#### Source text ####
## Tokenization

In [1]:
!pip install nltk



In [6]:
import nltk
nltk.download('punkt')

[nltk_data] Downloading package punkt to
[nltk_data]     /Users/srinidhisunkara/nltk_data...
[nltk_data]   Unzipping tokenizers/punkt.zip.


True

In [2]:
corpus = """ Hello Welcome, to Srinidhi's NLP.
Please do read all the content I post! to become an expert. """

In [8]:
# Tokenization
# Sentence --> paragraphs

from nltk.tokenize import sent_tokenize
documents = sent_tokenize(corpus)

In [9]:
for sentence in documents:
    print(sentence)

 Hello Welcome, to Srinidhi's NLP.
Please do read all the content I post!
to become an expert.


In [10]:
# Paragraph to words
# sentence to words

from nltk.tokenize import word_tokenize

word_tokenize(corpus)

#expect 's everthing is seperated.

['Hello',
 'Welcome',
 ',',
 'to',
 'Srinidhi',
 "'s",
 'NLP',
 '.',
 'Please',
 'do',
 'read',
 'all',
 'the',
 'content',
 'I',
 'post',
 '!',
 'to',
 'become',
 'an',
 'expert',
 '.']

In [12]:
for sentence in documents:
    print(sentence+"  "+str(word_tokenize(sentence)))

 Hello Welcome, to Srinidhi's NLP.  ['Hello', 'Welcome', ',', 'to', 'Srinidhi', "'s", 'NLP', '.']
Please do read all the content I post!  ['Please', 'do', 'read', 'all', 'the', 'content', 'I', 'post', '!']
to become an expert.  ['to', 'become', 'an', 'expert', '.']


In [18]:
from nltk.tokenize import wordpunct_tokenize
wordpunct_tokenize(corpus)

# even the 's is seperated

['Hello',
 'Welcome',
 ',',
 'to',
 'Srinidhi',
 "'",
 's',
 'NLP',
 '.',
 'Please',
 'do',
 'read',
 'all',
 'the',
 'content',
 'I',
 'post',
 '!',
 'to',
 'become',
 'an',
 'expert',
 '.']

In [19]:
from nltk.tokenize import TreebankWordTokenizer
tokenizer=TreebankWordTokenizer()
tokenizer.tokenize(corpus)

# 's remains the same but . is attached to the lastword expect the last sentences last word

['Hello',
 'Welcome',
 ',',
 'to',
 'Srinidhi',
 "'s",
 'NLP.',
 'Please',
 'do',
 'read',
 'all',
 'the',
 'content',
 'I',
 'post',
 '!',
 'to',
 'become',
 'an',
 'expert',
 '.']

## Stemming - Text Preprocessing
-- Stemming is the process of reducing a word to its word stem that affixes to suffixes and prefixes or to the roots of words known as lemma. Stemming is important in natural language understanding (NLU) and natural language processing (NLP)
####
● **Written task 1**
Lay out the records, from their first line through the line containing "134, 962, 143]", as a Markdown table with the columns Row and Line, numbering each line in order and leaving out blank lines.
The tokenization notebook and the records that come after it are unrelated material.
#### Records shown ####
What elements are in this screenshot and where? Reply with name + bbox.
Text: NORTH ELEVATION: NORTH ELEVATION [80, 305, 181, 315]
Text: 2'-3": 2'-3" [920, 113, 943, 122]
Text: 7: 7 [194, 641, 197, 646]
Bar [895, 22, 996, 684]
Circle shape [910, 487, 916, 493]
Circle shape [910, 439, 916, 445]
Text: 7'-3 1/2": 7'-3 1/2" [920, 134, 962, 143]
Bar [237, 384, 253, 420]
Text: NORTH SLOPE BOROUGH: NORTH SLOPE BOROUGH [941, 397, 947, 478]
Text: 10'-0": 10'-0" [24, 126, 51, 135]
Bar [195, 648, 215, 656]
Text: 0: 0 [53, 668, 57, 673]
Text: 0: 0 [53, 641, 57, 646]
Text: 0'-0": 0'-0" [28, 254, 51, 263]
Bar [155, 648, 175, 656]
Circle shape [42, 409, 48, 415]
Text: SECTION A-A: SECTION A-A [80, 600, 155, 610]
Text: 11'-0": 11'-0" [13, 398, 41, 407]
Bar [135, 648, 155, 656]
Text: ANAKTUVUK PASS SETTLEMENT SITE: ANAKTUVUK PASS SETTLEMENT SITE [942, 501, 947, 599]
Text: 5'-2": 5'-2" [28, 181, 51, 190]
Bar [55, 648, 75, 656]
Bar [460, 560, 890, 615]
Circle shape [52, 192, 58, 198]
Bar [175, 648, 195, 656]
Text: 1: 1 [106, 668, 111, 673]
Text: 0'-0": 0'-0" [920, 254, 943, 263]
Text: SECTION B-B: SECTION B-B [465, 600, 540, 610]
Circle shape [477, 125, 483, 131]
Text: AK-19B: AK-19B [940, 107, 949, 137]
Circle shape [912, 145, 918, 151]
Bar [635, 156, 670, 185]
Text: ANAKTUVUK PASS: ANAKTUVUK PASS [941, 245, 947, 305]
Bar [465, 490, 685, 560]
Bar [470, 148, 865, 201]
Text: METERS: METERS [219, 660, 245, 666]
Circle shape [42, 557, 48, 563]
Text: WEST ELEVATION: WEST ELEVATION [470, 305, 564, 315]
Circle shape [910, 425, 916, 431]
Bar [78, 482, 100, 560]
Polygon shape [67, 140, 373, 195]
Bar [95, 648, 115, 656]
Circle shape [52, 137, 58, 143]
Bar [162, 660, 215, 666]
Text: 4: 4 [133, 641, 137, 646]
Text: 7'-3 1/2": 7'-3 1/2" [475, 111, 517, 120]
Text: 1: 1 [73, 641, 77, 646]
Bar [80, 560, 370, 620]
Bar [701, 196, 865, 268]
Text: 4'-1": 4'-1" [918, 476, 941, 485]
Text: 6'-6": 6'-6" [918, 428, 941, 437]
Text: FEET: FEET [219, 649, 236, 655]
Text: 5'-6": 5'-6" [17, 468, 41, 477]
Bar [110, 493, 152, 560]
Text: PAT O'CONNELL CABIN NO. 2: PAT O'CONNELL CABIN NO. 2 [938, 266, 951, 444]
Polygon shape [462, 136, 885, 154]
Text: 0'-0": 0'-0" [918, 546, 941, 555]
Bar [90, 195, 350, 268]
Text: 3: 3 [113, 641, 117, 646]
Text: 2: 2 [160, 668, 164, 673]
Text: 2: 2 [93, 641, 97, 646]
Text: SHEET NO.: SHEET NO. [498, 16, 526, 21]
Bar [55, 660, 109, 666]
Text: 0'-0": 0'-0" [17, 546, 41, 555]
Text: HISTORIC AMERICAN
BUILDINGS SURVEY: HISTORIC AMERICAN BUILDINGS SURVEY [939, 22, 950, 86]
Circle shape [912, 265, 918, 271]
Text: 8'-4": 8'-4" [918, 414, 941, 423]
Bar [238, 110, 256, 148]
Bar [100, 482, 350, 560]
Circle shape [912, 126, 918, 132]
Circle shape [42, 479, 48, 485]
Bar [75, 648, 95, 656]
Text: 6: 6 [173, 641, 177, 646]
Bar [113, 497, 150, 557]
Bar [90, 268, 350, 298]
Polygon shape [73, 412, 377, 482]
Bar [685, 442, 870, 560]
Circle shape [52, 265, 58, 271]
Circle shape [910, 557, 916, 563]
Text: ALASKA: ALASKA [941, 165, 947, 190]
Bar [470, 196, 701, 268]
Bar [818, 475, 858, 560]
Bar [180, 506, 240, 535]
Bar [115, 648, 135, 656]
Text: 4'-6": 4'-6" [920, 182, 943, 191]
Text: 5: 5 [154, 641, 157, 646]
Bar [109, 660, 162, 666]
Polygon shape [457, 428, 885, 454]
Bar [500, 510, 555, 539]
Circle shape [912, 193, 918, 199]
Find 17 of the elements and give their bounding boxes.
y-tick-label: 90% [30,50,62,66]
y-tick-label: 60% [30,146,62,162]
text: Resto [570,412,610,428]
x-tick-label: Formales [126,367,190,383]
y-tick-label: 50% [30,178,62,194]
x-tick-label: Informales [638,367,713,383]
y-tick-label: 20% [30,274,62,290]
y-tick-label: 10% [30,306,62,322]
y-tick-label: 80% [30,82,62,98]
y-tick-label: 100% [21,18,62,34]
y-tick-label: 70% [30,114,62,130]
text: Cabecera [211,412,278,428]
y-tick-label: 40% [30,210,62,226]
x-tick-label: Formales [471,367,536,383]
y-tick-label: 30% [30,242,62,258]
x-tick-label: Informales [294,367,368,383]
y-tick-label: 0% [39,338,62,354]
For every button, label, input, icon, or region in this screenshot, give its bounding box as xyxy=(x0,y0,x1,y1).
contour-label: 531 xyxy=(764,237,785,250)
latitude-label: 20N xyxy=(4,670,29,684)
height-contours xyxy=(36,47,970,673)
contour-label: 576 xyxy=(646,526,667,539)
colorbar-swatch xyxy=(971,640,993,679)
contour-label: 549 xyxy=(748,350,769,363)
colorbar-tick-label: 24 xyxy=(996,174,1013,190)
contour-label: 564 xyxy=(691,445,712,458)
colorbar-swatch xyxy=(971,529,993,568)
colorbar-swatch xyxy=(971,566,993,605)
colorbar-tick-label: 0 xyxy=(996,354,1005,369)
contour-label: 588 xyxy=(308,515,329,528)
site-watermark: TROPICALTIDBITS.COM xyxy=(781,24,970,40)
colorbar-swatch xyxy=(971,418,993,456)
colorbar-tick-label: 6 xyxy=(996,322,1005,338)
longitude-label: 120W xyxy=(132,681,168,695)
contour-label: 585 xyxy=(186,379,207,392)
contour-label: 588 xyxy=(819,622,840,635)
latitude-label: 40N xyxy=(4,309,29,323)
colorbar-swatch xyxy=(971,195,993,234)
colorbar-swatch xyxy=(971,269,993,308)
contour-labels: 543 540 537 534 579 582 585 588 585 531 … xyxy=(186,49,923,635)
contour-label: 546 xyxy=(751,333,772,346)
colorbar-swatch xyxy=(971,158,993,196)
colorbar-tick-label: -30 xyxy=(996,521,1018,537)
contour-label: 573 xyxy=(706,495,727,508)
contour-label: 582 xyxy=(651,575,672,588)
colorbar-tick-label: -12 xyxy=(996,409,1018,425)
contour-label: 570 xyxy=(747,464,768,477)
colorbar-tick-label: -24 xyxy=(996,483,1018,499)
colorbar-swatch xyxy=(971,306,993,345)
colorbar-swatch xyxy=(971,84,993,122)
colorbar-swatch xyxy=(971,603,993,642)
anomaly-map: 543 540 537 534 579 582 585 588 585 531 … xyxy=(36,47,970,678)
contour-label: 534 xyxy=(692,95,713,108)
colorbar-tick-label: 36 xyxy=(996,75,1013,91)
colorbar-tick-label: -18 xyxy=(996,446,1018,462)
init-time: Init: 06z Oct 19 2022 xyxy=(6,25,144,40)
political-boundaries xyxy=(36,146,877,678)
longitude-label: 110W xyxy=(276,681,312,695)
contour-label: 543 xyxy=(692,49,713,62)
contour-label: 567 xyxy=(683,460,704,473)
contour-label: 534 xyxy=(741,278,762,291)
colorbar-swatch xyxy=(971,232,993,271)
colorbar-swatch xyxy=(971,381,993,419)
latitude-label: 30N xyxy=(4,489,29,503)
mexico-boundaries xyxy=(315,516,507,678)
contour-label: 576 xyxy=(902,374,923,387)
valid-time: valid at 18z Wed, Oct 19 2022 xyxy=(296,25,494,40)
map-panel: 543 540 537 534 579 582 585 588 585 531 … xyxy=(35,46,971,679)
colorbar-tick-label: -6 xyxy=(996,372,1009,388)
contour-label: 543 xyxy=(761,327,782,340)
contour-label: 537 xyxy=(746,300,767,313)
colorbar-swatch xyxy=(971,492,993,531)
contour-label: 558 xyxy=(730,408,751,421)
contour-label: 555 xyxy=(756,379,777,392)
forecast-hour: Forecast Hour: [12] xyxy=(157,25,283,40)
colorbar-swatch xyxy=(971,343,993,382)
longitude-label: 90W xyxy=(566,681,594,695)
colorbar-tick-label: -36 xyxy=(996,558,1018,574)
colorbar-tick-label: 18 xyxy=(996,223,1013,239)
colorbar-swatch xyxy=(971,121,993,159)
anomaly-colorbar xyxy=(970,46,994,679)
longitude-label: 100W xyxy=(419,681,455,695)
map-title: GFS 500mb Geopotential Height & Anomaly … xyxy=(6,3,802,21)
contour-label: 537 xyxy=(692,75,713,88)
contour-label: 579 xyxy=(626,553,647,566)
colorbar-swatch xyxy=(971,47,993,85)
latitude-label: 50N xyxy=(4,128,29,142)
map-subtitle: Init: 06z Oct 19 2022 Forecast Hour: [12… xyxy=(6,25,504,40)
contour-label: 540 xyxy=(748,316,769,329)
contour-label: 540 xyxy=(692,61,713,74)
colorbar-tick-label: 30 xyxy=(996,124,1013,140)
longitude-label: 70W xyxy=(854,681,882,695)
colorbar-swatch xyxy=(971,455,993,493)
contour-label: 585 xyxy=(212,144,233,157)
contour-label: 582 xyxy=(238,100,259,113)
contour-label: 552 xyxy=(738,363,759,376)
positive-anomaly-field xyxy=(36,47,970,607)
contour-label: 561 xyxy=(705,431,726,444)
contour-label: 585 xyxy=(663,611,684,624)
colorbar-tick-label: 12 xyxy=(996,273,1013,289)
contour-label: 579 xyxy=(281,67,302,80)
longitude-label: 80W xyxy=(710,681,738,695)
####
● **Written task 2**
From the tokenization notebook, write out again the part that opens with the words containing "Please do read all the content I post! to" and closes with "documents = sent_tokenize(corpus)", swapping "content" for "material".

● **Complete output 1**
| Row | Line |
|---|---|
| 1 | What elements are in this screenshot and where? Reply with name + bbox. |
| 2 | Text: NORTH ELEVATION: NORTH ELEVATION [80, 305, 181, 315] |
| 3 | Text: 2'-3": 2'-3" [920, 113, 943, 122] |
| 4 | Text: 7: 7 [194, 641, 197, 646] |
| 5 | Bar [895, 22, 996, 684] |
| 6 | Circle shape [910, 487, 916, 493] |
| 7 | Circle shape [910, 439, 916, 445] |
| 8 | Text: 7'-3 1/2": 7'-3 1/2" [920, 134, 962, 143] |

● **Complete output 2**
Please do read all the material I post! to become an expert. """

In [8]:
# Tokenization
# Sentence --> paragraphs

from nltk.tokenize import sent_tokenize
documents = sent_tokenize(corpus)